*Lesetext*
<<<<
Hermann Schulz wohnt in dem Haus, das ehedem Ruth und Willi Dirx gehörte, mit dessen Sohn Axel, dem langjährigen IG-Metall-Bevollmächtigten und späteren Wuppertaler Landtagsabgeordneten, er lange verbunden war. Zu seinen Lieblingsautoren zählen Heinrich Böll und Günter Grass, die er beide persönlich kennengelernt hat, Henry Miller, Ernesto Cardenal und viele weitere Autorinnen und Autoren, die er selbst verlegt hat.
Täglich ackert er im eigenen Garten, pflanzend und erntend. Unterwegs ist er oftmals an Schulen. Selbst Vater und mittlerweile Opa, stellt er immer wieder fest: Jungen kommen im Leben wie in der Literatur zu kurz. Einer der Gründe: Die Masse der Grundschullehrer wie der Kinder- und Jugendbuchverfasser ist … weiblich. Dem umtriebigen Autor gehen Aufgaben und Themenstellungen nicht aus.
>>>>
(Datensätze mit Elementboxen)
<<<<
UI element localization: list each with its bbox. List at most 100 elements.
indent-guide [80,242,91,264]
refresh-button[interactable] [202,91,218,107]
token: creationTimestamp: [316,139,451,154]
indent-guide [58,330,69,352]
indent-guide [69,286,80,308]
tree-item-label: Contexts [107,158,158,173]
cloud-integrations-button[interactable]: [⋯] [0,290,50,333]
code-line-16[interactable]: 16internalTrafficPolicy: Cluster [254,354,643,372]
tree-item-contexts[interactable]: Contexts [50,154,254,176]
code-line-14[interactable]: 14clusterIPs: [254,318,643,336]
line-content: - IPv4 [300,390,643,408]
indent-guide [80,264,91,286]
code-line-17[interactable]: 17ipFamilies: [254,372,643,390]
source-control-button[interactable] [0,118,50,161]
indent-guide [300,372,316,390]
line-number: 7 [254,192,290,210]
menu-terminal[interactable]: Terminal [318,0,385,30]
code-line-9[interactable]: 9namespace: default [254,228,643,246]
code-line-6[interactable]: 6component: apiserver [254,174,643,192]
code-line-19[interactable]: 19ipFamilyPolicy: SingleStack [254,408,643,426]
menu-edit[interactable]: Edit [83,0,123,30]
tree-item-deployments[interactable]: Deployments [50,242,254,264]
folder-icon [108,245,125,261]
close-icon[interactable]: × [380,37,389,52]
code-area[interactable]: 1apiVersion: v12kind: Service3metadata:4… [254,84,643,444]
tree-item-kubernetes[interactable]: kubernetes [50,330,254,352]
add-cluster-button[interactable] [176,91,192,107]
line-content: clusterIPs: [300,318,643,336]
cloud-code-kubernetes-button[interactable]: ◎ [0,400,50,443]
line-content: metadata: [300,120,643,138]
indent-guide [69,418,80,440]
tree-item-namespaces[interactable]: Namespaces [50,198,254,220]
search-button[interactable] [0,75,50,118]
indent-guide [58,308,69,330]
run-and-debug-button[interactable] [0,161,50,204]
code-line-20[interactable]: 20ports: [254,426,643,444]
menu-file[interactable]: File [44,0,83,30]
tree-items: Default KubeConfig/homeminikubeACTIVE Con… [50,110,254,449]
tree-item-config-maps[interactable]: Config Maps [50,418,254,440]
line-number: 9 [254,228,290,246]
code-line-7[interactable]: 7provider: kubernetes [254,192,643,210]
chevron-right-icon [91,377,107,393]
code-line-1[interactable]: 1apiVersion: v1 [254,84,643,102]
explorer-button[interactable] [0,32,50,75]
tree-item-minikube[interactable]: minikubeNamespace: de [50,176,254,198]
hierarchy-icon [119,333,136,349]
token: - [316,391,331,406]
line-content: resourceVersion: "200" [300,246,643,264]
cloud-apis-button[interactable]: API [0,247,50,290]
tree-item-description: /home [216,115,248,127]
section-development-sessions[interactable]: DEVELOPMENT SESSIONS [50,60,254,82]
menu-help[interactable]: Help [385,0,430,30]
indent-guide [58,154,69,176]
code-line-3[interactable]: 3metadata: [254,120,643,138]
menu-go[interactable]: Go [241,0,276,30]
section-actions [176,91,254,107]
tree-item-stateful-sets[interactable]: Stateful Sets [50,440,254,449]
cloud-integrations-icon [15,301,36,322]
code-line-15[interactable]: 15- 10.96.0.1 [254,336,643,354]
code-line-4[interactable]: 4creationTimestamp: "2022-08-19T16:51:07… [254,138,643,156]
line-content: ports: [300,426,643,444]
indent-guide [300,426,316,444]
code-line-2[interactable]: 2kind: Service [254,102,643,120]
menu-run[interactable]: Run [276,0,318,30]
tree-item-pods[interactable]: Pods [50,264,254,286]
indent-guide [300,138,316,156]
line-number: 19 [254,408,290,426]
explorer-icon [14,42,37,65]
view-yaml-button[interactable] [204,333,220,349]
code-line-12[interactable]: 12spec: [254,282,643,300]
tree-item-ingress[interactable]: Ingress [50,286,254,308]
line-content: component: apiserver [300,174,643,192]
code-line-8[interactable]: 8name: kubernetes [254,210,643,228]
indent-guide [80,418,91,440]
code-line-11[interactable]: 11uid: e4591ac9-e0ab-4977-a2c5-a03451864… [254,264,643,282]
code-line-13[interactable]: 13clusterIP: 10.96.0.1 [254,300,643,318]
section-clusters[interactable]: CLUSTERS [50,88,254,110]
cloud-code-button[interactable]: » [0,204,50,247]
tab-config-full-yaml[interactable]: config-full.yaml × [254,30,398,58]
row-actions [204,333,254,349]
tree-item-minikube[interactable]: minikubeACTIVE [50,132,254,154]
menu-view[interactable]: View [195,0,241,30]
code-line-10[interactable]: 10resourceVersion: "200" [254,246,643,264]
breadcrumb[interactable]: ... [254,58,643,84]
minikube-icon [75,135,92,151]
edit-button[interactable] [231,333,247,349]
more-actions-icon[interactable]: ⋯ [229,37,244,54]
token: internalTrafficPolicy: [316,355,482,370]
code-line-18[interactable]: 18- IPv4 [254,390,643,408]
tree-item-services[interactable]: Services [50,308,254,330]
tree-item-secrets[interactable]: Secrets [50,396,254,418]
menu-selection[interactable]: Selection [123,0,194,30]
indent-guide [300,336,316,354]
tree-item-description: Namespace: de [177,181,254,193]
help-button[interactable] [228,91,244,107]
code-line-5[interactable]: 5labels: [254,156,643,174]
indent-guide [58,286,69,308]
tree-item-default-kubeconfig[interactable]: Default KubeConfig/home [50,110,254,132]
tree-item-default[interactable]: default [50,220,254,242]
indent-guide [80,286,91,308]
>>>>
*Aufgaben*
1/ Schreib aus dem Text über Hermann Schulz den Abschnitt von „Hermann Schulz wohnt“ bis „Themenstellungen nicht aus.“ wortgetreu ab.
2/ Wem gehörte laut dem Text über Hermann Schulz früher das Haus, in dem er wohnt?
Die Datensätze werden hier nicht gebraucht.

*Lösungen*
1/
Hermann Schulz wohnt in dem Haus, das ehedem Ruth und Willi Dirx gehörte, mit dessen Sohn Axel, dem langjährigen IG-Metall-Bevollmächtigten und späteren Wuppertaler Landtagsabgeordneten, er lange verbunden war. Zu seinen Lieblingsautoren zählen Heinrich Böll und Günter Grass, die er beide persönlich kennengelernt hat, Henry Miller, Ernesto Cardenal und viele weitere Autorinnen und Autoren, die er selbst verlegt hat.
Täglich ackert er im eigenen Garten, pflanzend und erntend. Unterwegs ist er oftmals an Schulen. Selbst Vater und mittlerweile Opa, stellt er immer wieder fest: Jungen kommen im Leben wie in der Literatur zu kurz. Einer der Gründe: Die Masse der Grundschullehrer wie der Kinder- und Jugendbuchverfasser ist … weiblich. Dem umtriebigen Autor gehen Aufgaben und Themenstellungen nicht aus.

2/ Ruth und Willi Dirx.